:: Exercise input ::
§

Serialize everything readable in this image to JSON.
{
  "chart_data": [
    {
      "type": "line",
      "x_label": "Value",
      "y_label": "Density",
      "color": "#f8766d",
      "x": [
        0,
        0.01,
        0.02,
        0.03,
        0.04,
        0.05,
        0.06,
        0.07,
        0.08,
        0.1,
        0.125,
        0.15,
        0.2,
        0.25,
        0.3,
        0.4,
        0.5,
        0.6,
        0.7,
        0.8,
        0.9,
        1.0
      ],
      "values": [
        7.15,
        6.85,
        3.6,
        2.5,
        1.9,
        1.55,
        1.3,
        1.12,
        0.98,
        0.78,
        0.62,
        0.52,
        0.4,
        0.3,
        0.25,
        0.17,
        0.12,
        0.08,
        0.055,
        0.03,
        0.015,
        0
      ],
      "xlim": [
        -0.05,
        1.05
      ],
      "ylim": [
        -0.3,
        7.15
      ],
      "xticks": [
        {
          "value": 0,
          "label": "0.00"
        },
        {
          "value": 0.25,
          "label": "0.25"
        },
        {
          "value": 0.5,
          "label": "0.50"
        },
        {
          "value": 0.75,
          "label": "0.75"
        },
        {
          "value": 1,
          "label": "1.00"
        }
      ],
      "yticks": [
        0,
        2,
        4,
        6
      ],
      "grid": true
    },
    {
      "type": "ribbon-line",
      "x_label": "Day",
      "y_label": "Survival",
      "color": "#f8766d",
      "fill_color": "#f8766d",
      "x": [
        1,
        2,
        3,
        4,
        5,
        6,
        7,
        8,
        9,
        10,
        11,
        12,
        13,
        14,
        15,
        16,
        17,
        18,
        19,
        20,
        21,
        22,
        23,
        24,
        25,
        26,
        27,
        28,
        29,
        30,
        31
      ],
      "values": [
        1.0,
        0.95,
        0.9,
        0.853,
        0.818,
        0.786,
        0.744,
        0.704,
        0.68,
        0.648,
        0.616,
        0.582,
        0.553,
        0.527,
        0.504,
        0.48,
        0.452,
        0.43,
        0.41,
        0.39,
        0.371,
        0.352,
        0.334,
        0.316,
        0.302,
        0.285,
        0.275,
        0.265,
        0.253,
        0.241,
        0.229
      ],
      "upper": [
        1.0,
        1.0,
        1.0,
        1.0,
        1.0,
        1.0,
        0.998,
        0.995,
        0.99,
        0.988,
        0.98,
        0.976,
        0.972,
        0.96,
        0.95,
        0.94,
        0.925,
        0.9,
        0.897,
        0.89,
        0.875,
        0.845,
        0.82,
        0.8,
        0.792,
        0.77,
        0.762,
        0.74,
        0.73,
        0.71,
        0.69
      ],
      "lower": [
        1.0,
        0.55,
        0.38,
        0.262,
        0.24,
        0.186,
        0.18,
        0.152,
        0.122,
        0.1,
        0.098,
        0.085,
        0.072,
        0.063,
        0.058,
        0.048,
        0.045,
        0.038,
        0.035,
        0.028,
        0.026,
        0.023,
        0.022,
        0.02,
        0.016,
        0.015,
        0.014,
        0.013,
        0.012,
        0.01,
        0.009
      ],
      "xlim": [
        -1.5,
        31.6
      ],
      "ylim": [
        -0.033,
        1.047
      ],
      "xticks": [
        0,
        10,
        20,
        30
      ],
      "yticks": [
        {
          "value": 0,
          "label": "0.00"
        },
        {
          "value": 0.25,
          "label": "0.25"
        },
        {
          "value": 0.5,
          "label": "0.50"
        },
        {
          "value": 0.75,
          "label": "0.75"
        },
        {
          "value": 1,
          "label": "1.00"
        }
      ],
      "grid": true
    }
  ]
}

§

:: What the task asks ::
Quote all of the entries verbatim.

:: Correct output ::
Serialize everything readable in this image to JSON.
{
  "chart_data": [
    {
      "type": "line",
      "x_label": "Value",
      "y_label": "Density",
      "color": "#f8766d",
      "x": [
        0,
        0.01,
        0.02,
        0.03,
        0.04,
        0.05,
        0.06,
        0.07,
        0.08,
        0.1,
        0.125,
        0.15,
        0.2,
        0.25,
        0.3,
        0.4,
        0.5,
        0.6,
        0.7,
        0.8,
        0.9,
        1.0
      ],
      "values": [
        7.15,
        6.85,
        3.6,
        2.5,
        1.9,
        1.55,
        1.3,
        1.12,
        0.98,
        0.78,
        0.62,
        0.52,
        0.4,
        0.3,
        0.25,
        0.17,
        0.12,
        0.08,
        0.055,
        0.03,
        0.015,
        0
      ],
      "xlim": [
        -0.05,
        1.05
      ],
      "ylim": [
        -0.3,
        7.15
      ],
      "xticks": [
        {
          "value": 0,
          "label": "0.00"
        },
        {
          "value": 0.25,
          "label": "0.25"
        },
        {
          "value": 0.5,
          "label": "0.50"
        },
        {
          "value": 0.75,
          "label": "0.75"
        },
        {
          "value": 1,
          "label": "1.00"
        }
      ],
      "yticks": [
        0,
        2,
        4,
        6
      ],
      "grid": true
    },
    {
      "type": "ribbon-line",
      "x_label": "Day",
      "y_label": "Survival",
      "color": "#f8766d",
      "fill_color": "#f8766d",
      "x": [
        1,
        2,
        3,
        4,
        5,
        6,
        7,
        8,
        9,
        10,
        11,
        12,
        13,
        14,
        15,
        16,
        17,
        18,
        19,
        20,
        21,
        22,
        23,
        24,
        25,
        26,
        27,
        28,
        29,
        30,
        31
      ],
      "values": [
        1.0,
        0.95,
        0.9,
        0.853,
        0.818,
        0.786,
        0.744,
        0.704,
        0.68,
        0.648,
        0.616,
        0.582,
        0.553,
        0.527,
        0.504,
        0.48,
        0.452,
        0.43,
        0.41,
        0.39,
        0.371,
        0.352,
        0.334,
        0.316,
        0.302,
        0.285,
        0.275,
        0.265,
        0.253,
        0.241,
        0.229
      ],
      "upper": [
        1.0,
        1.0,
        1.0,
        1.0,
        1.0,
        1.0,
        0.998,
        0.995,
        0.99,
        0.988,
        0.98,
        0.976,
        0.972,
        0.96,
        0.95,
        0.94,
        0.925,
        0.9,
        0.897,
        0.89,
        0.875,
        0.845,
        0.82,
        0.8,
        0.792,
        0.77,
        0.762,
        0.74,
        0.73,
        0.71,
        0.69
      ],
      "lower": [
        1.0,
        0.55,
        0.38,
        0.262,
        0.24,
        0.186,
        0.18,
        0.152,
        0.122,
        0.1,
        0.098,
        0.085,
        0.072,
        0.063,
        0.058,
        0.048,
        0.045,
        0.038,
        0.035,
        0.028,
        0.026,
        0.023,
        0.022,
        0.02,
        0.016,
        0.015,
        0.014,
        0.013,
        0.012,
        0.01,
        0.009
      ],
      "xlim": [
        -1.5,
        31.6
      ],
      "ylim": [
        -0.033,
        1.047
      ],
      "xticks": [
        0,
        10,
        20,
        30
      ],
      "yticks": [
        {
          "value": 0,
          "label": "0.00"
        },
        {
          "value": 0.25,
          "label": "0.25"
        },
        {
          "value": 0.5,
          "label": "0.50"
        },
        {
          "value": 0.75,
          "label": "0.75"
        },
        {
          "value": 1,
          "label": "1.00"
        }
      ],
      "grid": true
    }
  ]
}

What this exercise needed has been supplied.